___ Supplied material ___
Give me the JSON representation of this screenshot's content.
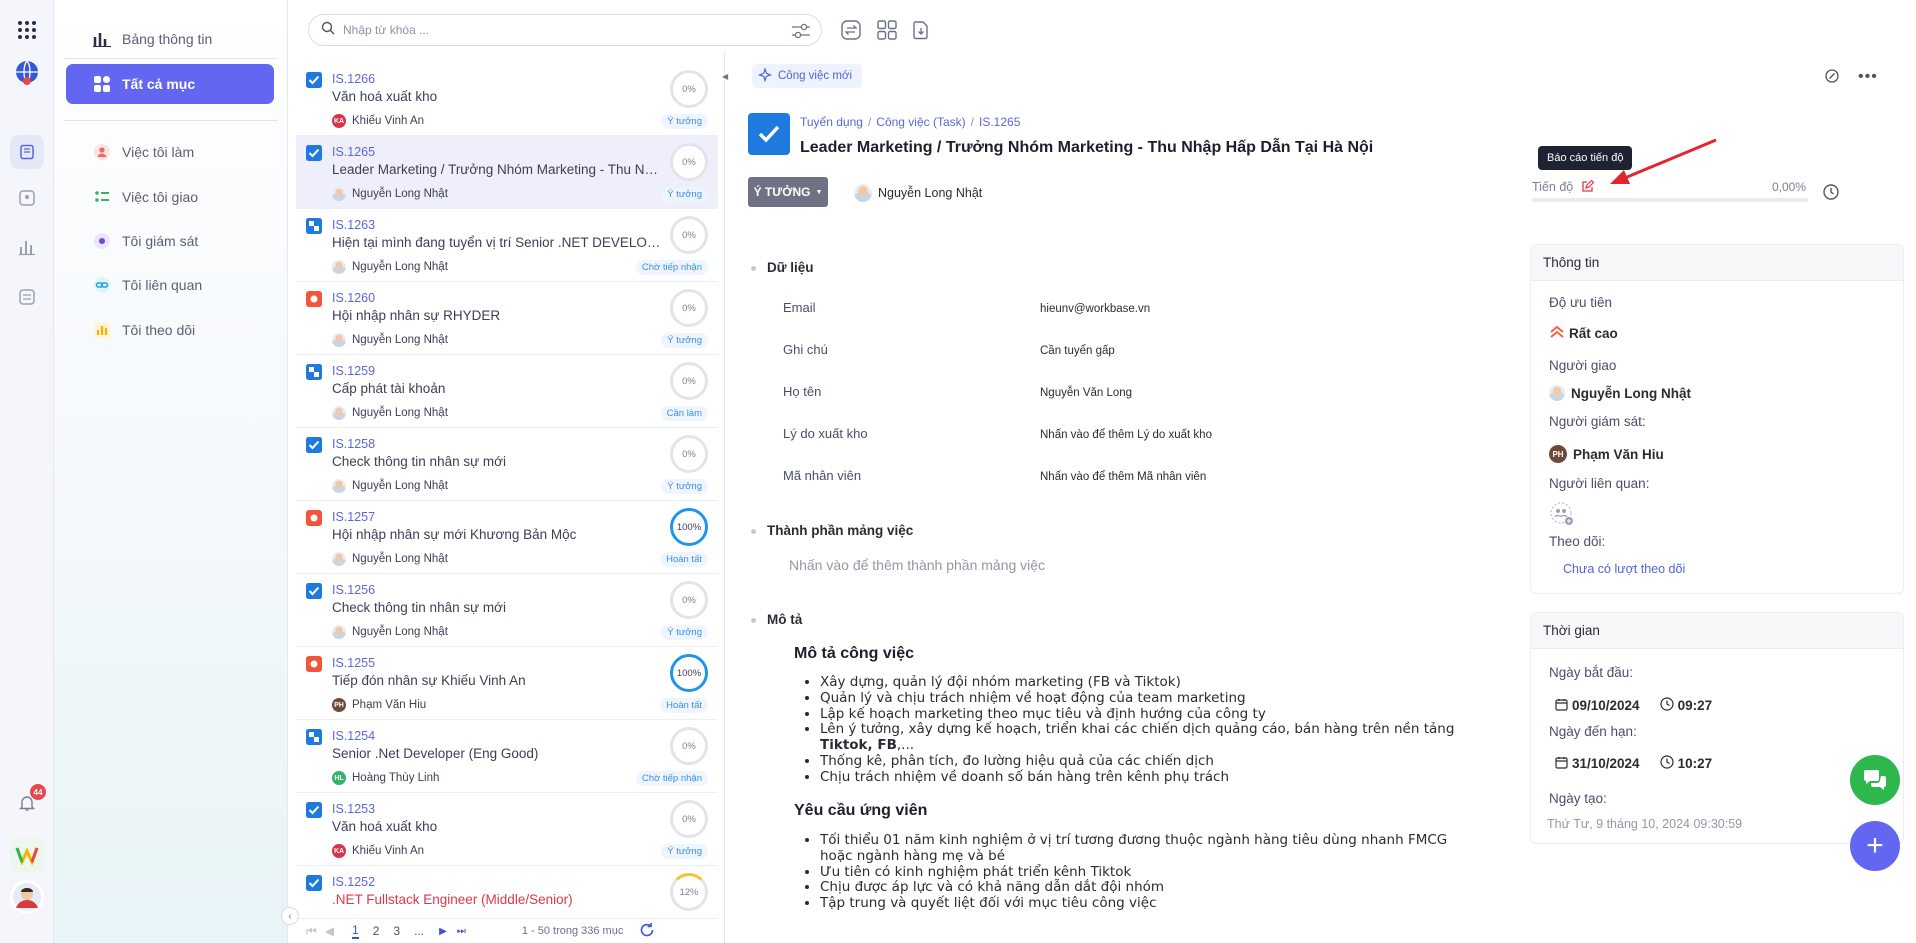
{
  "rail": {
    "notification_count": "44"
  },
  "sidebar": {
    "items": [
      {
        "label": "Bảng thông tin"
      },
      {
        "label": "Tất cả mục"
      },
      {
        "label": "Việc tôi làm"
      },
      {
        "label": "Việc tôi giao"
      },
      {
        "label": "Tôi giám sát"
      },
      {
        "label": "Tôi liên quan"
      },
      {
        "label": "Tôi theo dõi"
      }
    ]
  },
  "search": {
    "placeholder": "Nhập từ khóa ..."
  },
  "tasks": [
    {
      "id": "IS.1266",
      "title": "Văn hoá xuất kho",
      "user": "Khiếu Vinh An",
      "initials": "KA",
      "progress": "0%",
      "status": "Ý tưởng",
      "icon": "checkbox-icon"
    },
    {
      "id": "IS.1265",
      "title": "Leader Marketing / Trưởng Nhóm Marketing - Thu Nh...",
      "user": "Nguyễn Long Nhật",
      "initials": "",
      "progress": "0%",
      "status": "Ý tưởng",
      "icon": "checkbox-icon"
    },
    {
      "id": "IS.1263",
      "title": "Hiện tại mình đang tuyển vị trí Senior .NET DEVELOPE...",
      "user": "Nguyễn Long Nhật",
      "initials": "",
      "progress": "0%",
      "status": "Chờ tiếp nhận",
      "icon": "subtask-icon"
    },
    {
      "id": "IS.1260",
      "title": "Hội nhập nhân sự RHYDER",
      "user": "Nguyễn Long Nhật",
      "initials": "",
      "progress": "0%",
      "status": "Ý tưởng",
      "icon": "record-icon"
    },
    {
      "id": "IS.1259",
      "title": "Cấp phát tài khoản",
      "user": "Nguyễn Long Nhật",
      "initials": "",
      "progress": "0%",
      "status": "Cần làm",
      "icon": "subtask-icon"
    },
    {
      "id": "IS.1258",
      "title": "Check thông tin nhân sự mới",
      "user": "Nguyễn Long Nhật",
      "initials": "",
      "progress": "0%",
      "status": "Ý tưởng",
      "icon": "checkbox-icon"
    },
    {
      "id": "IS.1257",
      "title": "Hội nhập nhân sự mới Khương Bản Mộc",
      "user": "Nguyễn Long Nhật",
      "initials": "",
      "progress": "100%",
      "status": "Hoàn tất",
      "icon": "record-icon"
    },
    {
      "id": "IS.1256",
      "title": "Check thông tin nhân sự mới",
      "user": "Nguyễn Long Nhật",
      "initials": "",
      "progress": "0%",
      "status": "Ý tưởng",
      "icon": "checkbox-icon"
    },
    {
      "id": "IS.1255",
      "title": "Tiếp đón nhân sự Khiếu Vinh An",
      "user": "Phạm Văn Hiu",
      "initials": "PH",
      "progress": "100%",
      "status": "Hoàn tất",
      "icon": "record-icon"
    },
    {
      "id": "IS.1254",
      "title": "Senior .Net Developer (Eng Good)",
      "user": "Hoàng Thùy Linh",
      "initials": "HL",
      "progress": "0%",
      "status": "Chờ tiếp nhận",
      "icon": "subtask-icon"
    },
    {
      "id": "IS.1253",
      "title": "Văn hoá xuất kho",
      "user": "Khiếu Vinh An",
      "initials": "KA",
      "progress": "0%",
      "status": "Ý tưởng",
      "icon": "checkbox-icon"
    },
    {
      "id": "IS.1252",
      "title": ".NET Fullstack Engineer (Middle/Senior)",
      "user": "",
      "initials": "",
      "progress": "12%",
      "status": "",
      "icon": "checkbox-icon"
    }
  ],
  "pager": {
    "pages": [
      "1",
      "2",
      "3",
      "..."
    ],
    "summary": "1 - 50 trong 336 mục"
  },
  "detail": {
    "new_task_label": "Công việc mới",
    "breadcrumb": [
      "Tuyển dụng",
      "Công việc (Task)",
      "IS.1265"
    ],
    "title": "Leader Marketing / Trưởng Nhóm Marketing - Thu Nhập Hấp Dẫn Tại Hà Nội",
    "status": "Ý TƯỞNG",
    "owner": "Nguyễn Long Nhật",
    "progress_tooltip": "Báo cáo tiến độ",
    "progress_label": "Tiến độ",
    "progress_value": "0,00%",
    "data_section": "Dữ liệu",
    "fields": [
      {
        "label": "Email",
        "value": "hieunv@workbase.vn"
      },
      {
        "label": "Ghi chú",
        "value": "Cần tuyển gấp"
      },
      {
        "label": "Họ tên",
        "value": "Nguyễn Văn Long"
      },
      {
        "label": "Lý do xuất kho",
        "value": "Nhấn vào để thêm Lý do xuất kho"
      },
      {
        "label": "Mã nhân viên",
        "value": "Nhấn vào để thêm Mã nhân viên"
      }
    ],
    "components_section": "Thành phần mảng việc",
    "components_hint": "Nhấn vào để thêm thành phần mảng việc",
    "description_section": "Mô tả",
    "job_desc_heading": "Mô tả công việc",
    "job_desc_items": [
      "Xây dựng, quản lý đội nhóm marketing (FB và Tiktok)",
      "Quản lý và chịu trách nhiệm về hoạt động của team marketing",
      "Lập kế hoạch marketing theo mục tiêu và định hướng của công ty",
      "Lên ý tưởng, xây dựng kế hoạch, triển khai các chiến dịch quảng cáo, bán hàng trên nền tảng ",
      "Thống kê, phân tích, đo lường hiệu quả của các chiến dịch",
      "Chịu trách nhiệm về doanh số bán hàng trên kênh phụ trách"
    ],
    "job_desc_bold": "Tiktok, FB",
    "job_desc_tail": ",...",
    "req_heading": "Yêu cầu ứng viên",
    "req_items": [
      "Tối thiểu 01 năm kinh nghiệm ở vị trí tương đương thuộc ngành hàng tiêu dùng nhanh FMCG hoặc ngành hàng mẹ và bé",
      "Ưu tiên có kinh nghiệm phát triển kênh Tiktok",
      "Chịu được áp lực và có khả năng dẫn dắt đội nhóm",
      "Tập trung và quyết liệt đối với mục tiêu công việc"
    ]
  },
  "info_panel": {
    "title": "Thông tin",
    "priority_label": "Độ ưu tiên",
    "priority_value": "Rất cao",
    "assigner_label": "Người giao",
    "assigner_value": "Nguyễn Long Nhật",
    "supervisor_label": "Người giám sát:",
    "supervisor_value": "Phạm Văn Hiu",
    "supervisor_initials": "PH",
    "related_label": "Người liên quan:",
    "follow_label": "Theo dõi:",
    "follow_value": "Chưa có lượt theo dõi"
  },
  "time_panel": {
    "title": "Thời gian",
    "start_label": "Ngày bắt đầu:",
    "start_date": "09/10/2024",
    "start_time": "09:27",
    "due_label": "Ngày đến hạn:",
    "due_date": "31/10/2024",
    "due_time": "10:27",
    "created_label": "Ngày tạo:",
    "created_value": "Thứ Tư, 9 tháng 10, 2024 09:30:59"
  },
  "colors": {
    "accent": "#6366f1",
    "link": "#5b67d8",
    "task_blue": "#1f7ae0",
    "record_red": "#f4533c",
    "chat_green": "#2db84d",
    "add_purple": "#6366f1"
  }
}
___
* Objective
Check each line of the records above for "giám", and copy those that have it.

* Full output
        "label": "Tôi giám sát"
    "supervisor_label": "Người giám sát:",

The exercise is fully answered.